* [LISTING]:
-*-

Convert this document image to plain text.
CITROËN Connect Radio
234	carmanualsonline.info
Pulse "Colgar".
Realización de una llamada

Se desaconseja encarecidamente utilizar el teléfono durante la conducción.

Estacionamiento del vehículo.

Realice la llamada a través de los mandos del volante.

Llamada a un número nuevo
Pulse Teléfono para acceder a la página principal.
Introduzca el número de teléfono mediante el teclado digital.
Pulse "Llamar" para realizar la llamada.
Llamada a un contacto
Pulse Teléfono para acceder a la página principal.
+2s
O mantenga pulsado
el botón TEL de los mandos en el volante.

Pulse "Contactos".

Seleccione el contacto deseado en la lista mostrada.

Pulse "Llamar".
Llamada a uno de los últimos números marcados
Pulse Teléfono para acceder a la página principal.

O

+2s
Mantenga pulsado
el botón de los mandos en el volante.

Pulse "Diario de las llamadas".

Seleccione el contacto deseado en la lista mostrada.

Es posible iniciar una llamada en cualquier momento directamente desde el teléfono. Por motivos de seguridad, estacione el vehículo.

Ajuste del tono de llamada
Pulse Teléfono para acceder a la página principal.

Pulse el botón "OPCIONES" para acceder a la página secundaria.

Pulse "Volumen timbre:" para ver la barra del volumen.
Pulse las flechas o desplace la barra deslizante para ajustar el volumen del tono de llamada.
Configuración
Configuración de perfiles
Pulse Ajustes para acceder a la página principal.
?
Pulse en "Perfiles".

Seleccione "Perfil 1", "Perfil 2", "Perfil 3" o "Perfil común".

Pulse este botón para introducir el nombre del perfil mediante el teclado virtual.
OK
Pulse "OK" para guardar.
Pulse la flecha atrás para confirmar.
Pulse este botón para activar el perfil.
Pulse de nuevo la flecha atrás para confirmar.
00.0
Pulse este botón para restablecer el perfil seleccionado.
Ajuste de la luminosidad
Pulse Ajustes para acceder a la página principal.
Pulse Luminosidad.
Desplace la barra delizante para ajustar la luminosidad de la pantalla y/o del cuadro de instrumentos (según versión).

-*-

* [EXERCISE]: Reproduce all the records precisely.

* [REPLY TO THE EXERCISE]:
Convert this document image to plain text.
CITROËN Connect Radio
234	carmanualsonline.info
Pulse "Colgar".
Realización de una llamada

Se desaconseja encarecidamente utilizar el teléfono durante la conducción.

Estacionamiento del vehículo.

Realice la llamada a través de los mandos del volante.

Llamada a un número nuevo
Pulse Teléfono para acceder a la página principal.
Introduzca el número de teléfono mediante el teclado digital.
Pulse "Llamar" para realizar la llamada.
Llamada a un contacto
Pulse Teléfono para acceder a la página principal.
+2s
O mantenga pulsado
el botón TEL de los mandos en el volante.

Pulse "Contactos".

Seleccione el contacto deseado en la lista mostrada.

Pulse "Llamar".
Llamada a uno de los últimos números marcados
Pulse Teléfono para acceder a la página principal.

O

+2s
Mantenga pulsado
el botón de los mandos en el volante.

Pulse "Diario de las llamadas".

Seleccione el contacto deseado en la lista mostrada.

Es posible iniciar una llamada en cualquier momento directamente desde el teléfono. Por motivos de seguridad, estacione el vehículo.

Ajuste del tono de llamada
Pulse Teléfono para acceder a la página principal.

Pulse el botón "OPCIONES" para acceder a la página secundaria.

Pulse "Volumen timbre:" para ver la barra del volumen.
Pulse las flechas o desplace la barra deslizante para ajustar el volumen del tono de llamada.
Configuración
Configuración de perfiles
Pulse Ajustes para acceder a la página principal.
?
Pulse en "Perfiles".

Seleccione "Perfil 1", "Perfil 2", "Perfil 3" o "Perfil común".

Pulse este botón para introducir el nombre del perfil mediante el teclado virtual.
OK
Pulse "OK" para guardar.
Pulse la flecha atrás para confirmar.
Pulse este botón para activar el perfil.
Pulse de nuevo la flecha atrás para confirmar.
00.0
Pulse este botón para restablecer el perfil seleccionado.
Ajuste de la luminosidad
Pulse Ajustes para acceder a la página principal.
Pulse Luminosidad.
Desplace la barra delizante para ajustar la luminosidad de la pantalla y/o del cuadro de instrumentos (según versión).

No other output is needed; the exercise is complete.